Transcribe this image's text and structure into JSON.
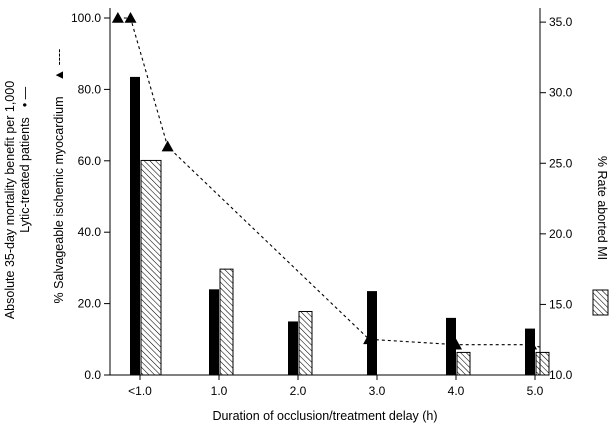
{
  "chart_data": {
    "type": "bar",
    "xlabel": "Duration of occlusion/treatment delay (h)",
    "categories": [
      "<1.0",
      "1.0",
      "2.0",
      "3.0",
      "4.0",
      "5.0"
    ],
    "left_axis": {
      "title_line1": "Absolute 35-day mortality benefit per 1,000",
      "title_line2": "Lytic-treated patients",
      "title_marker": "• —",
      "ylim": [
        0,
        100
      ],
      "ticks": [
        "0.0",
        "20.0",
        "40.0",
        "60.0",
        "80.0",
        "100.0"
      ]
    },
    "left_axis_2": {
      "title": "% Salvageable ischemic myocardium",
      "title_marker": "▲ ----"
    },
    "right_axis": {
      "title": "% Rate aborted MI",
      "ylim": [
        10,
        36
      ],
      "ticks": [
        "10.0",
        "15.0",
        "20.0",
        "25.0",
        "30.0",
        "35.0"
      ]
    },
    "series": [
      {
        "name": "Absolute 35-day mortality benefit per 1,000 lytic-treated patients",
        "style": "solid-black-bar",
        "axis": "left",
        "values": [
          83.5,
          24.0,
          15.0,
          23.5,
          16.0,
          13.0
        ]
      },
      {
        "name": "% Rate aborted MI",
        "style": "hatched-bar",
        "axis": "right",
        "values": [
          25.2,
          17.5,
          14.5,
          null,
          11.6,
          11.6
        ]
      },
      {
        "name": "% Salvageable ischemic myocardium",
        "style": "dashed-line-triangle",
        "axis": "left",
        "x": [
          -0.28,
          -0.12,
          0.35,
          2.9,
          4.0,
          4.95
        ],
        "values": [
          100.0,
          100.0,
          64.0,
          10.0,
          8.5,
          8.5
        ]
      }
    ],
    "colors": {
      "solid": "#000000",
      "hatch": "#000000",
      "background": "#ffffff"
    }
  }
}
________________
◆ **To do**: Search the entries for the string "treated". Copy every line that has it.

◆ **Task response**:
      "title_line2": "Lytic-treated patients",
        "name": "Absolute 35-day mortality benefit per 1,000 lytic-treated patients",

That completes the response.